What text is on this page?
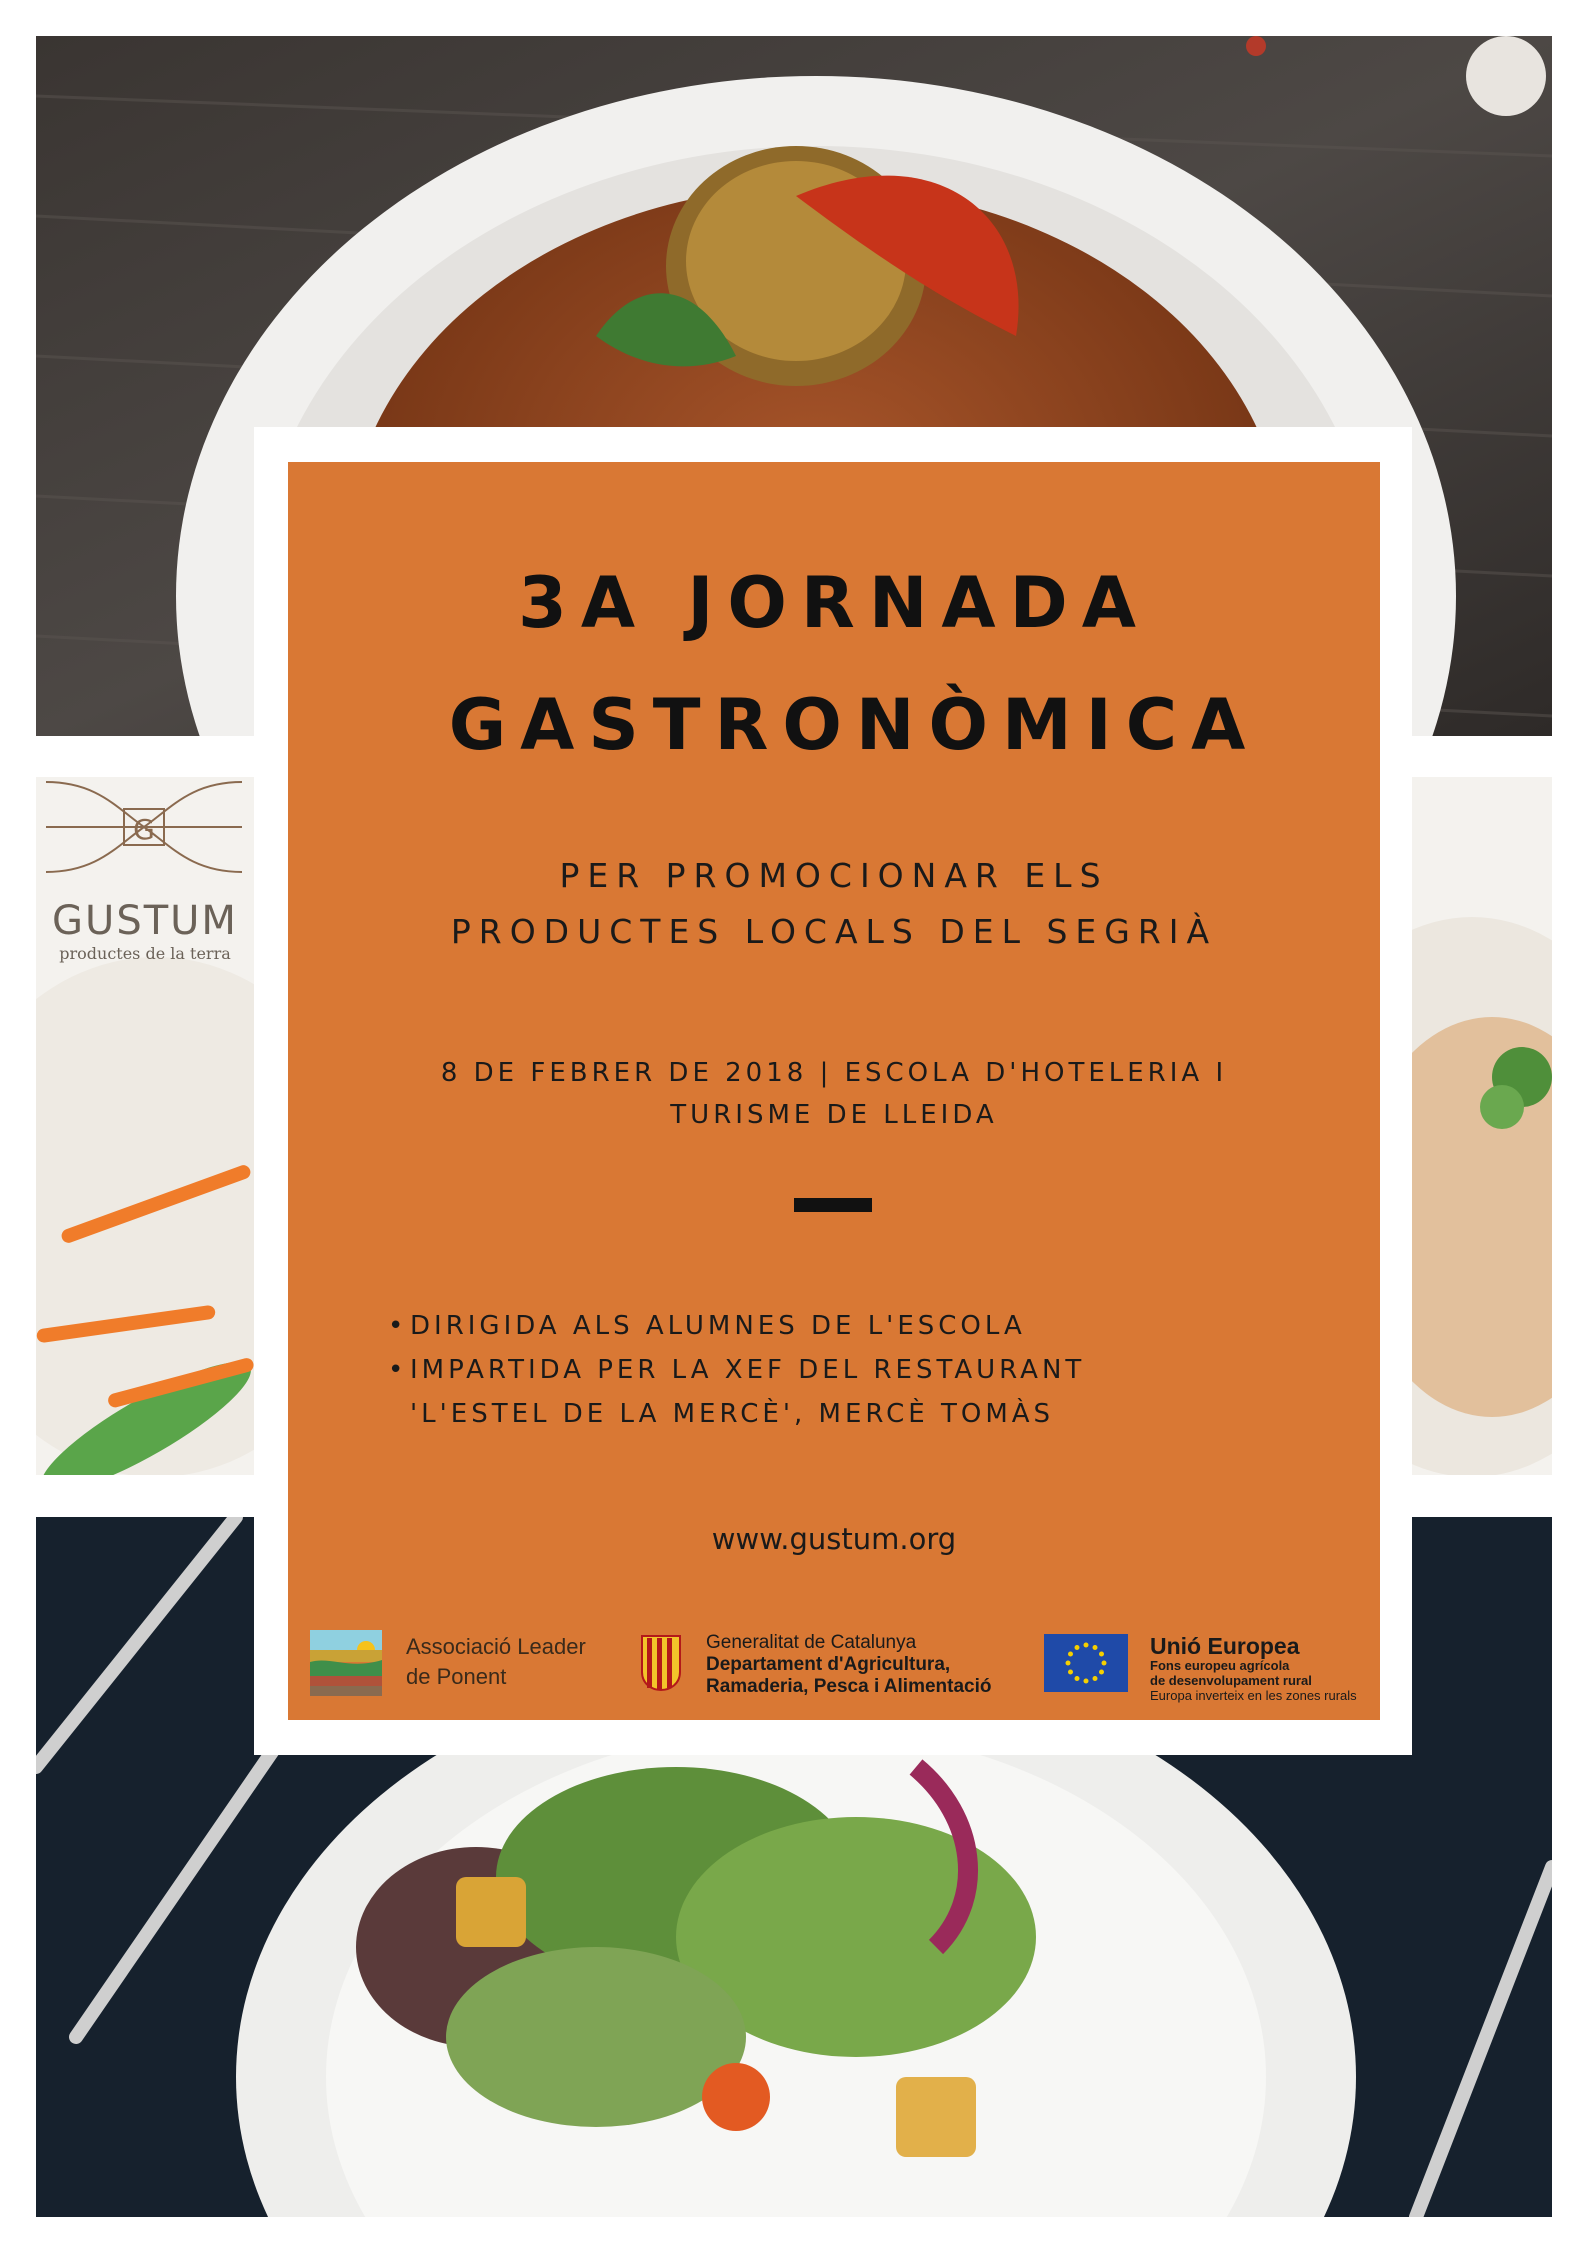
G
GUSTUM
productes de la terra
3A JORNADA
GASTRONÒMICA

PER PROMOCIONAR ELS

PRODUCTES LOCALS DEL SEGRIÀ

8 DE FEBRER DE 2018 | ESCOLA D'HOTELERIA I

TURISME DE LLEIDA

• DIRIGIDA ALS ALUMNES DE L'ESCOLA
• IMPARTIDA PER LA XEF DEL RESTAURANT
'L'ESTEL DE LA MERCÈ', MERCÈ TOMÀS

www.gustum.org

Associació Leader
de Ponent
Generalitat de Catalunya
Departament d'Agricultura,
Ramaderia, Pesca i Alimentació
Unió Europea
Fons europeu agrícola
de desenvolupament rural
Europa inverteix en les zones rurals
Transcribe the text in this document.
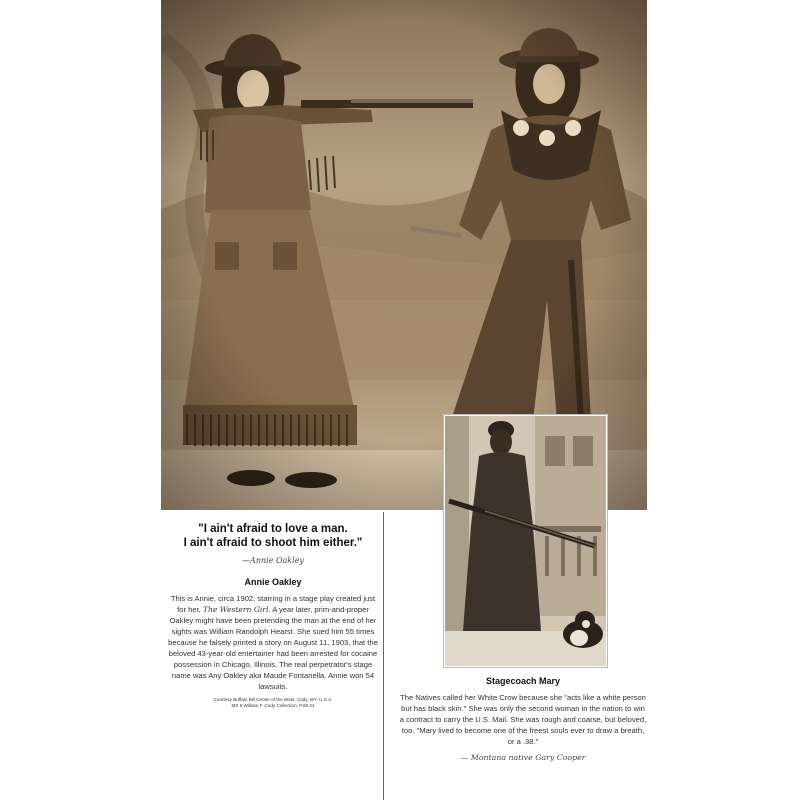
"I ain't afraid to love a man.
I ain't afraid to shoot him either."

—Annie Oakley
Annie Oakley
This is Annie, circa 1902, starring in a stage play created just for her, The Western Girl. A year later, prim-and-proper Oakley might have been pretending the man at the end of her sights was William Randolph Hearst. She sued him 55 times because he falsely printed a story on August 11, 1903, that the beloved 43-year-old entertainer had been arrested for cocaine possession in Chicago, Illinois. The real perpetrator's stage name was Any Oakley aka Maude Fontanella. Annie won 54 lawsuits.
Courtesy Buffalo Bill Center of the West, Cody, WY, U.S.A.
MS 6 William F. Cody Collection, P.69.21
Stagecoach Mary
The Natives called her White Crow because she "acts like a white person but has black skin." She was only the second woman in the nation to win a contract to carry the U.S. Mail. She was rough and coarse, but beloved, too. "Mary lived to become one of the freest souls ever to draw a breath, or a .38."
— Montana native Gary Cooper
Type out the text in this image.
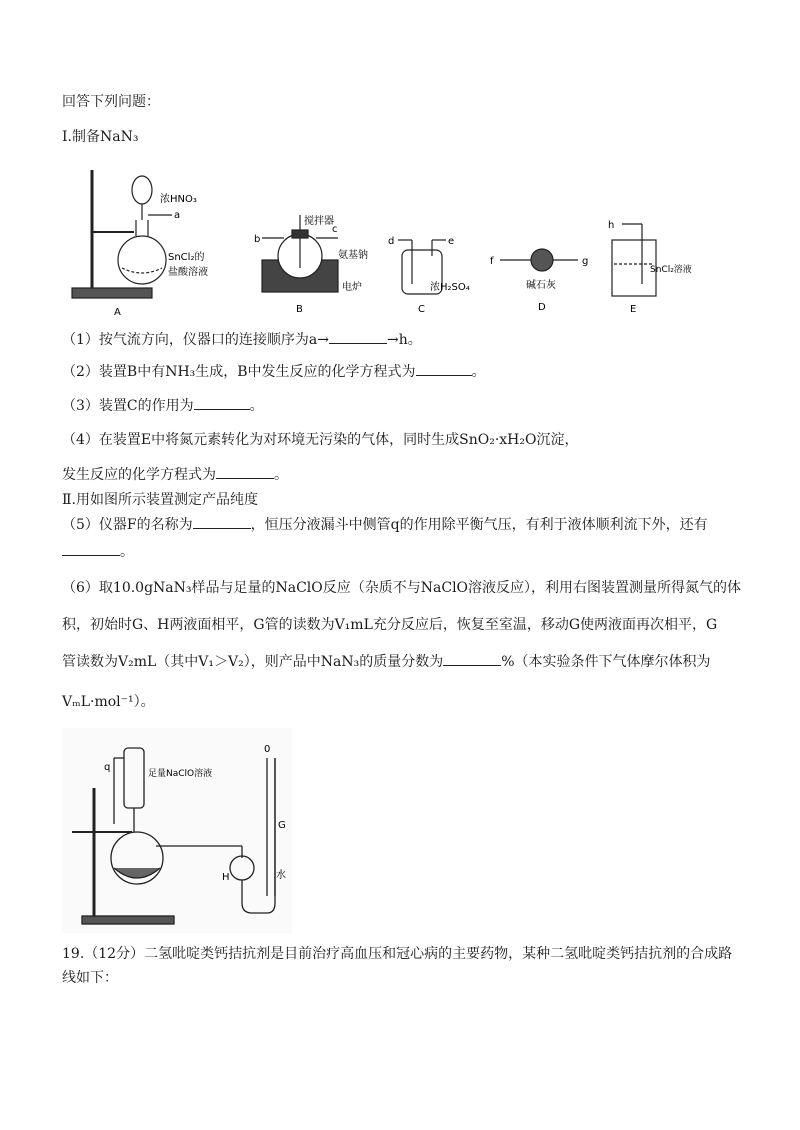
回答下列问题：
Ⅰ.制备NaN₃
浓HNO₃
a
SnCl₂的
盐酸溶液
A
b
c
搅拌器
氨基钠
电炉
B
d	e
浓H₂SO₄
C
f	g
碱石灰
D
h
SnCl₂溶液
E
（1）按气流方向，仪器口的连接顺序为a→	→h。
（2）装置B中有NH₃生成，B中发生反应的化学方程式为	。
（3）装置C的作用为	。
（4）在装置E中将氮元素转化为对环境无污染的气体，同时生成SnO₂·xH₂O沉淀，
发生反应的化学方程式为	。
Ⅱ.用如图所示装置测定产品纯度
（5）仪器F的名称为	，恒压分液漏斗中侧管q的作用除平衡气压，有利于液体顺利流下外，还有
。
（6）取10.0gNaN₃样品与足量的NaClO反应（杂质不与NaClO溶液反应），利用右图装置测量所得氮气的体
积，初始时G、H两液面相平，G管的读数为V₁mL充分反应后，恢复至室温，移动G使两液面再次相平，G
管读数为V₂mL（其中V₁＞V₂），则产品中NaN₃的质量分数为	%（本实验条件下气体摩尔体积为
VₘL·mol⁻¹）。
q
足量NaClO溶液
H
0
G
水
19.（12分）二氢吡啶类钙拮抗剂是目前治疗高血压和冠心病的主要药物，某种二氢吡啶类钙拮抗剂的合成路
线如下：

════════════════════

Write only the number of lines that include "Annie".

3